WRITTEN REQUEST:
Reproduce the data exactly and drop any pictures it holds.

☆ ☆ ☆ ☆ ☆

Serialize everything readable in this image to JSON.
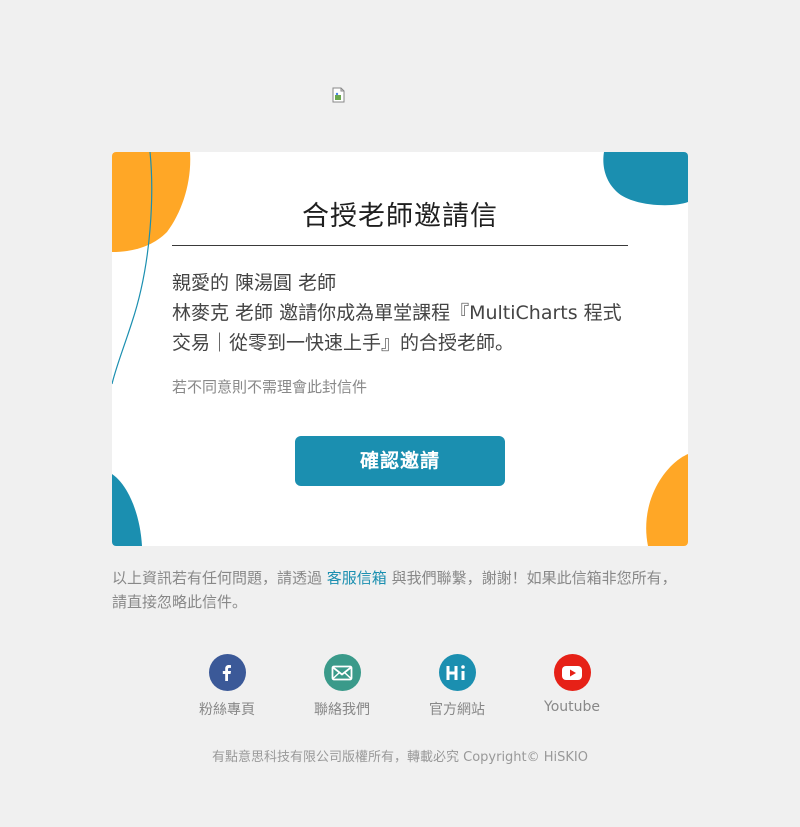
{
  "card": {
    "title": "合授老師邀請信",
    "greeting": "親愛的 陳湯圓 老師",
    "invite_message": "林麥克 老師 邀請你成為單堂課程『MultiCharts 程式交易｜從零到一快速上手』的合授老師。",
    "decline_note": "若不同意則不需理會此封信件",
    "confirm_button": "確認邀請"
  },
  "footer": {
    "text_before": "以上資訊若有任何問題，請透過 ",
    "support_link": "客服信箱",
    "text_after": " 與我們聯繫，謝謝！如果此信箱非您所有，請直接忽略此信件。"
  },
  "social": [
    {
      "label": "粉絲專頁",
      "icon": "facebook-icon",
      "color": "#3b5998"
    },
    {
      "label": "聯絡我們",
      "icon": "mail-icon",
      "color": "#3a9a8a"
    },
    {
      "label": "官方網站",
      "icon": "hi-icon",
      "color": "#1b8fb0"
    },
    {
      "label": "Youtube",
      "icon": "youtube-icon",
      "color": "#e62117"
    }
  ],
  "copyright": "有點意思科技有限公司版權所有，轉載必究 Copyright© HiSKIO",
  "colors": {
    "accent": "#1b8fb0",
    "orange": "#ffa726",
    "teal": "#1b8fb0"
  }
}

☆ ☆ ☆ ☆ ☆

WRITTEN SOLUTION:
Serialize everything readable in this image to JSON.
{
  "card": {
    "title": "合授老師邀請信",
    "greeting": "親愛的 陳湯圓 老師",
    "invite_message": "林麥克 老師 邀請你成為單堂課程『MultiCharts 程式交易｜從零到一快速上手』的合授老師。",
    "decline_note": "若不同意則不需理會此封信件",
    "confirm_button": "確認邀請"
  },
  "footer": {
    "text_before": "以上資訊若有任何問題，請透過 ",
    "support_link": "客服信箱",
    "text_after": " 與我們聯繫，謝謝！如果此信箱非您所有，請直接忽略此信件。"
  },
  "social": [
    {
      "label": "粉絲專頁",
      "icon": "facebook-icon",
      "color": "#3b5998"
    },
    {
      "label": "聯絡我們",
      "icon": "mail-icon",
      "color": "#3a9a8a"
    },
    {
      "label": "官方網站",
      "icon": "hi-icon",
      "color": "#1b8fb0"
    },
    {
      "label": "Youtube",
      "icon": "youtube-icon",
      "color": "#e62117"
    }
  ],
  "copyright": "有點意思科技有限公司版權所有，轉載必究 Copyright© HiSKIO",
  "colors": {
    "accent": "#1b8fb0",
    "orange": "#ffa726",
    "teal": "#1b8fb0"
  }
}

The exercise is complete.